**AIM:** Transcribe the records below exactly, leaving out any pictures.

**RECORDED DATA:**
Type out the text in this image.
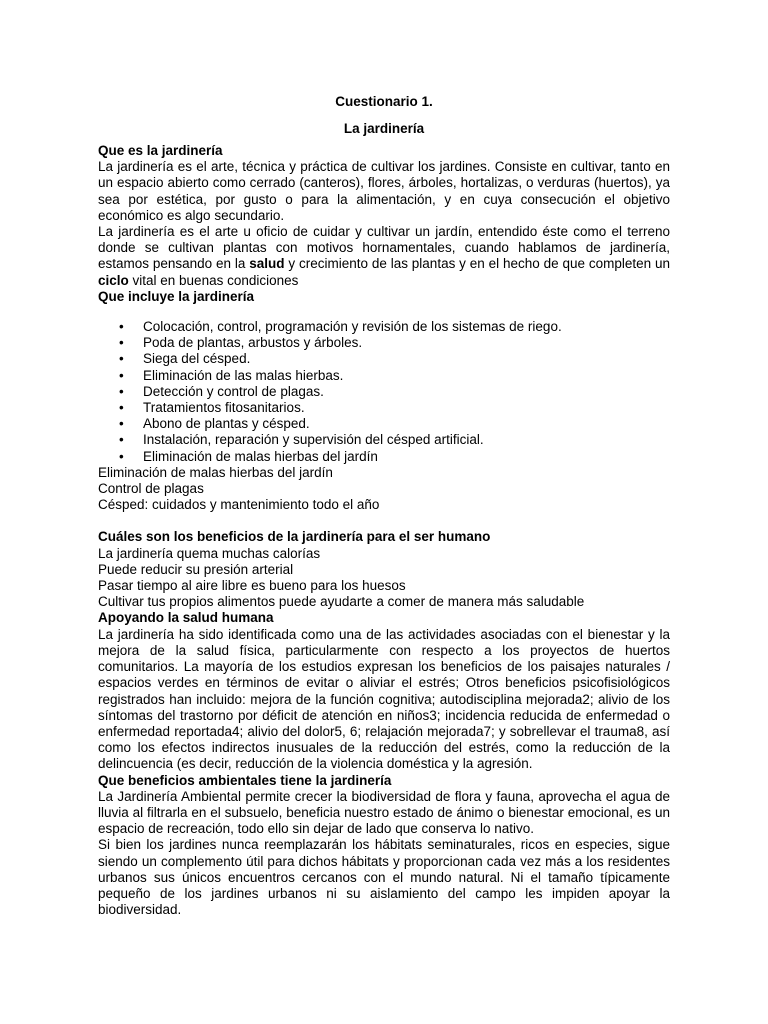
Cuestionario 1.
La jardinería
Que es la jardinería

La jardinería es el arte, técnica y práctica de cultivar los jardines. Consiste en cultivar, tanto en un espacio abierto como cerrado (canteros), flores, árboles, hortalizas, o verduras (huertos), ya sea por estética, por gusto o para la alimentación, y en cuya consecución el objetivo económico es algo secundario.

La jardinería es el arte u oficio de cuidar y cultivar un jardín, entendido éste como el terreno donde se cultivan plantas con motivos hornamentales, cuando hablamos de jardinería, estamos pensando en la salud y crecimiento de las plantas y en el hecho de que completen un ciclo vital en buenas condiciones

Que incluye la jardinería
• Colocación, control, programación y revisión de los sistemas de riego.
• Poda de plantas, arbustos y árboles.
• Siega del césped.
• Eliminación de las malas hierbas.
• Detección y control de plagas.
• Tratamientos fitosanitarios.
• Abono de plantas y césped.
• Instalación, reparación y supervisión del césped artificial.
• Eliminación de malas hierbas del jardín

Eliminación de malas hierbas del jardín

Control de plagas

Césped: cuidados y mantenimiento todo el año

Cuáles son los beneficios de la jardinería para el ser humano

La jardinería quema muchas calorías

Puede reducir su presión arterial

Pasar tiempo al aire libre es bueno para los huesos

Cultivar tus propios alimentos puede ayudarte a comer de manera más saludable

Apoyando la salud humana

La jardinería ha sido identificada como una de las actividades asociadas con el bienestar y la mejora de la salud física, particularmente con respecto a los proyectos de huertos comunitarios. La mayoría de los estudios expresan los beneficios de los paisajes naturales / espacios verdes en términos de evitar o aliviar el estrés; Otros beneficios psicofisiológicos registrados han incluido: mejora de la función cognitiva; autodisciplina mejorada2; alivio de los síntomas del trastorno por déficit de atención en niños3; incidencia reducida de enfermedad o enfermedad reportada4; alivio del dolor5, 6; relajación mejorada7; y sobrellevar el trauma8, así como los efectos indirectos inusuales de la reducción del estrés, como la reducción de la delincuencia (es decir, reducción de la violencia doméstica y la agresión.

Que beneficios ambientales tiene la jardinería

La Jardinería Ambiental permite crecer la biodiversidad de flora y fauna, aprovecha el agua de lluvia al filtrarla en el subsuelo, beneficia nuestro estado de ánimo o bienestar emocional, es un espacio de recreación, todo ello sin dejar de lado que conserva lo nativo.

Si bien los jardines nunca reemplazarán los hábitats seminaturales, ricos en especies, sigue siendo un complemento útil para dichos hábitats y proporcionan cada vez más a los residentes urbanos sus únicos encuentros cercanos con el mundo natural. Ni el tamaño típicamente pequeño de los jardines urbanos ni su aislamiento del campo les impiden apoyar la biodiversidad.
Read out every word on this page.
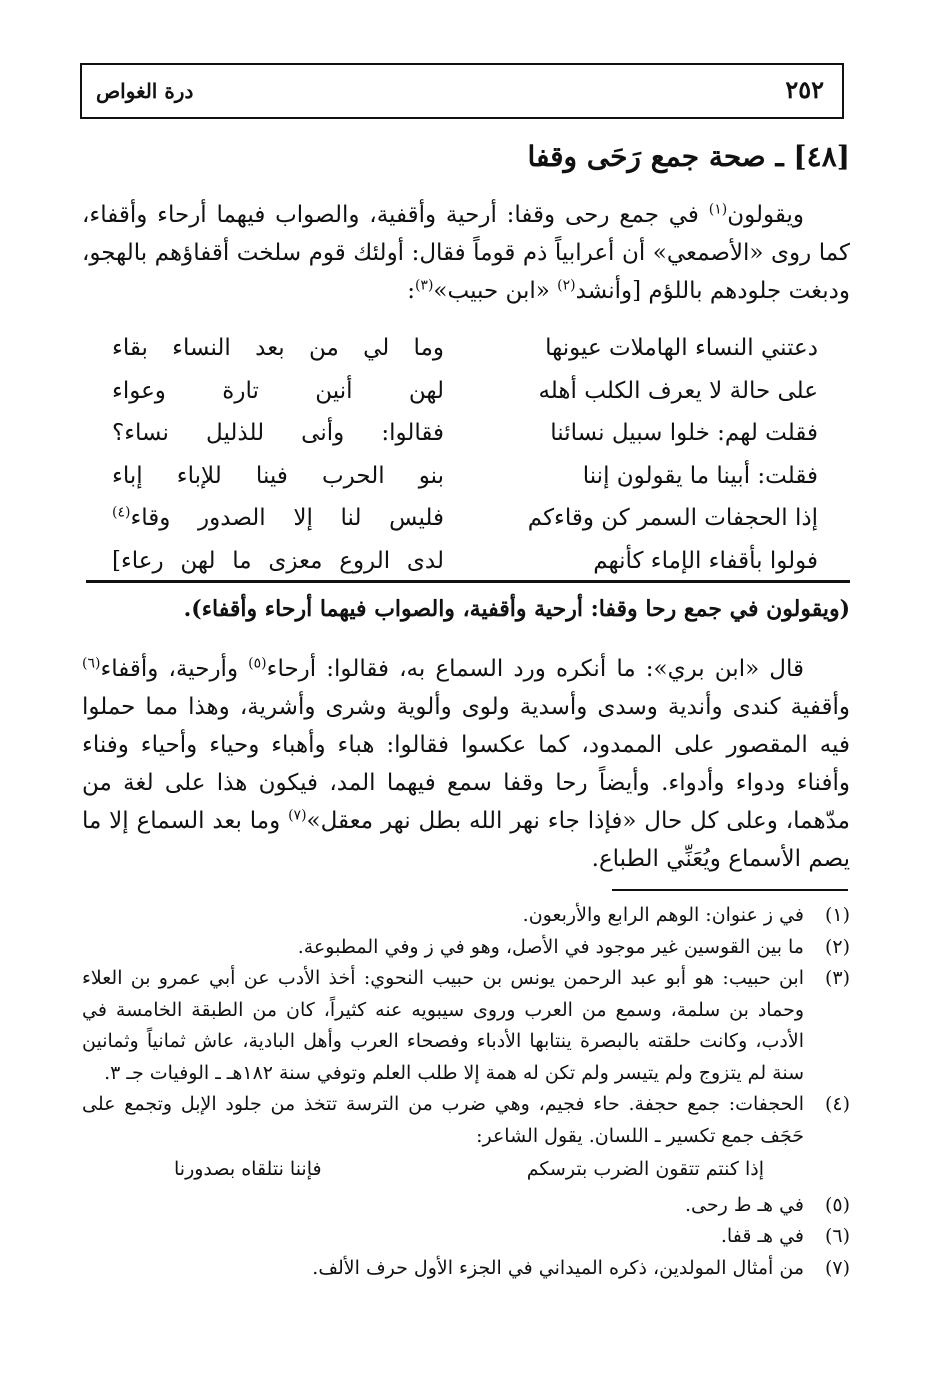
٢٥٢
درة الغواص
[٤٨] ـ صحة جمع رَحَى وقفا

ويقولون$^{(١)}$ في جمع رحى وقفا: أرحية وأقفية، والصواب فيهما أرحاء وأقفاء، كما روى «الأصمعي» أن أعرابياً ذم قوماً فقال: أولئك قوم سلخت أقفاؤهم بالهجو، ودبغت جلودهم باللؤم [وأنشد$^{(٢)}$ «ابن حبيب»$^{(٣)}$:

دعتني النساء الهاملات عيونها
وما لي من بعد النساء بقاء
على حالة لا يعرف الكلب أهله
لهن أنين تارة وعواء
فقلت لهم: خلوا سبيل نسائنا
فقالوا: وأنى للذليل نساء؟
فقلت: أبينا ما يقولون إننا
بنو الحرب فينا للإباء إباء
إذا الحجفات السمر كن وقاءكم
فليس لنا إلا الصدور وقاء$^{(٤)}$
فولوا بأقفاء الإماء كأنهم
لدى الروع معزى ما لهن رعاء]
(ويقولون في جمع رحا وقفا: أرحية وأقفية، والصواب فيهما أرحاء وأقفاء).

قال «ابن بري»: ما أنكره ورد السماع به، فقالوا: أرحاء$^{(٥)}$ وأرحية، وأقفاء$^{(٦)}$ وأقفية كندى وأندية وسدى وأسدية ولوى وألوية وشرى وأشرية، وهذا مما حملوا فيه المقصور على الممدود، كما عكسوا فقالوا: هباء وأهباء وحياء وأحياء وفناء وأفناء ودواء وأدواء. وأيضاً رحا وقفا سمع فيهما المد، فيكون هذا على لغة من مدّهما، وعلى كل حال «فإذا جاء نهر الله بطل نهر معقل»$^{(٧)}$ وما بعد السماع إلا ما يصم الأسماع ويُعَنِّي الطباع.

(١)
في ز عنوان: الوهم الرابع والأربعون.
(٢)
ما بين القوسين غير موجود في الأصل، وهو في ز وفي المطبوعة.
(٣)
ابن حبيب: هو أبو عبد الرحمن يونس بن حبيب النحوي: أخذ الأدب عن أبي عمرو بن العلاء وحماد بن سلمة، وسمع من العرب وروى سيبويه عنه كثيراً، كان من الطبقة الخامسة في الأدب، وكانت حلقته بالبصرة ينتابها الأدباء وفصحاء العرب وأهل البادية، عاش ثمانياً وثمانين سنة لم يتزوج ولم يتيسر ولم تكن له همة إلا طلب العلم وتوفي سنة ١٨٢هـ ـ الوفيات جـ ٣.
(٤)
الحجفات: جمع حجفة. حاء فجيم، وهي ضرب من الترسة تتخذ من جلود الإبل وتجمع على حَجَف جمع تكسير ـ اللسان. يقول الشاعر:
إذا كنتم تتقون الضرب بترسكم
فإننا نتلقاه بصدورنا
(٥)
في هـ ط رحى.
(٦)
في هـ قفا.
(٧)
من أمثال المولدين، ذكره الميداني في الجزء الأول حرف الألف.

**COMPLETE RESPONSE:**
Type out the text in this image.
Cuestionario 1.
La jardinería
Que es la jardinería

La jardinería es el arte, técnica y práctica de cultivar los jardines. Consiste en cultivar, tanto en un espacio abierto como cerrado (canteros), flores, árboles, hortalizas, o verduras (huertos), ya sea por estética, por gusto o para la alimentación, y en cuya consecución el objetivo económico es algo secundario.

La jardinería es el arte u oficio de cuidar y cultivar un jardín, entendido éste como el terreno donde se cultivan plantas con motivos hornamentales, cuando hablamos de jardinería, estamos pensando en la salud y crecimiento de las plantas y en el hecho de que completen un ciclo vital en buenas condiciones

Que incluye la jardinería
• Colocación, control, programación y revisión de los sistemas de riego.
• Poda de plantas, arbustos y árboles.
• Siega del césped.
• Eliminación de las malas hierbas.
• Detección y control de plagas.
• Tratamientos fitosanitarios.
• Abono de plantas y césped.
• Instalación, reparación y supervisión del césped artificial.
• Eliminación de malas hierbas del jardín

Eliminación de malas hierbas del jardín

Control de plagas

Césped: cuidados y mantenimiento todo el año

Cuáles son los beneficios de la jardinería para el ser humano

La jardinería quema muchas calorías

Puede reducir su presión arterial

Pasar tiempo al aire libre es bueno para los huesos

Cultivar tus propios alimentos puede ayudarte a comer de manera más saludable

Apoyando la salud humana

La jardinería ha sido identificada como una de las actividades asociadas con el bienestar y la mejora de la salud física, particularmente con respecto a los proyectos de huertos comunitarios. La mayoría de los estudios expresan los beneficios de los paisajes naturales / espacios verdes en términos de evitar o aliviar el estrés; Otros beneficios psicofisiológicos registrados han incluido: mejora de la función cognitiva; autodisciplina mejorada2; alivio de los síntomas del trastorno por déficit de atención en niños3; incidencia reducida de enfermedad o enfermedad reportada4; alivio del dolor5, 6; relajación mejorada7; y sobrellevar el trauma8, así como los efectos indirectos inusuales de la reducción del estrés, como la reducción de la delincuencia (es decir, reducción de la violencia doméstica y la agresión.

Que beneficios ambientales tiene la jardinería

La Jardinería Ambiental permite crecer la biodiversidad de flora y fauna, aprovecha el agua de lluvia al filtrarla en el subsuelo, beneficia nuestro estado de ánimo o bienestar emocional, es un espacio de recreación, todo ello sin dejar de lado que conserva lo nativo.

Si bien los jardines nunca reemplazarán los hábitats seminaturales, ricos en especies, sigue siendo un complemento útil para dichos hábitats y proporcionan cada vez más a los residentes urbanos sus únicos encuentros cercanos con el mundo natural. Ni el tamaño típicamente pequeño de los jardines urbanos ni su aislamiento del campo les impiden apoyar la biodiversidad.
Read out every word on this page.
٢٥٢
درة الغواص
[٤٨] ـ صحة جمع رَحَى وقفا

ويقولون$^{(١)}$ في جمع رحى وقفا: أرحية وأقفية، والصواب فيهما أرحاء وأقفاء، كما روى «الأصمعي» أن أعرابياً ذم قوماً فقال: أولئك قوم سلخت أقفاؤهم بالهجو، ودبغت جلودهم باللؤم [وأنشد$^{(٢)}$ «ابن حبيب»$^{(٣)}$:

دعتني النساء الهاملات عيونها
وما لي من بعد النساء بقاء
على حالة لا يعرف الكلب أهله
لهن أنين تارة وعواء
فقلت لهم: خلوا سبيل نسائنا
فقالوا: وأنى للذليل نساء؟
فقلت: أبينا ما يقولون إننا
بنو الحرب فينا للإباء إباء
إذا الحجفات السمر كن وقاءكم
فليس لنا إلا الصدور وقاء$^{(٤)}$
فولوا بأقفاء الإماء كأنهم
لدى الروع معزى ما لهن رعاء]
(ويقولون في جمع رحا وقفا: أرحية وأقفية، والصواب فيهما أرحاء وأقفاء).

قال «ابن بري»: ما أنكره ورد السماع به، فقالوا: أرحاء$^{(٥)}$ وأرحية، وأقفاء$^{(٦)}$ وأقفية كندى وأندية وسدى وأسدية ولوى وألوية وشرى وأشرية، وهذا مما حملوا فيه المقصور على الممدود، كما عكسوا فقالوا: هباء وأهباء وحياء وأحياء وفناء وأفناء ودواء وأدواء. وأيضاً رحا وقفا سمع فيهما المد، فيكون هذا على لغة من مدّهما، وعلى كل حال «فإذا جاء نهر الله بطل نهر معقل»$^{(٧)}$ وما بعد السماع إلا ما يصم الأسماع ويُعَنِّي الطباع.

(١)
في ز عنوان: الوهم الرابع والأربعون.
(٢)
ما بين القوسين غير موجود في الأصل، وهو في ز وفي المطبوعة.
(٣)
ابن حبيب: هو أبو عبد الرحمن يونس بن حبيب النحوي: أخذ الأدب عن أبي عمرو بن العلاء وحماد بن سلمة، وسمع من العرب وروى سيبويه عنه كثيراً، كان من الطبقة الخامسة في الأدب، وكانت حلقته بالبصرة ينتابها الأدباء وفصحاء العرب وأهل البادية، عاش ثمانياً وثمانين سنة لم يتزوج ولم يتيسر ولم تكن له همة إلا طلب العلم وتوفي سنة ١٨٢هـ ـ الوفيات جـ ٣.
(٤)
الحجفات: جمع حجفة. حاء فجيم، وهي ضرب من الترسة تتخذ من جلود الإبل وتجمع على حَجَف جمع تكسير ـ اللسان. يقول الشاعر:
إذا كنتم تتقون الضرب بترسكم
فإننا نتلقاه بصدورنا
(٥)
في هـ ط رحى.
(٦)
في هـ قفا.
(٧)
من أمثال المولدين، ذكره الميداني في الجزء الأول حرف الألف.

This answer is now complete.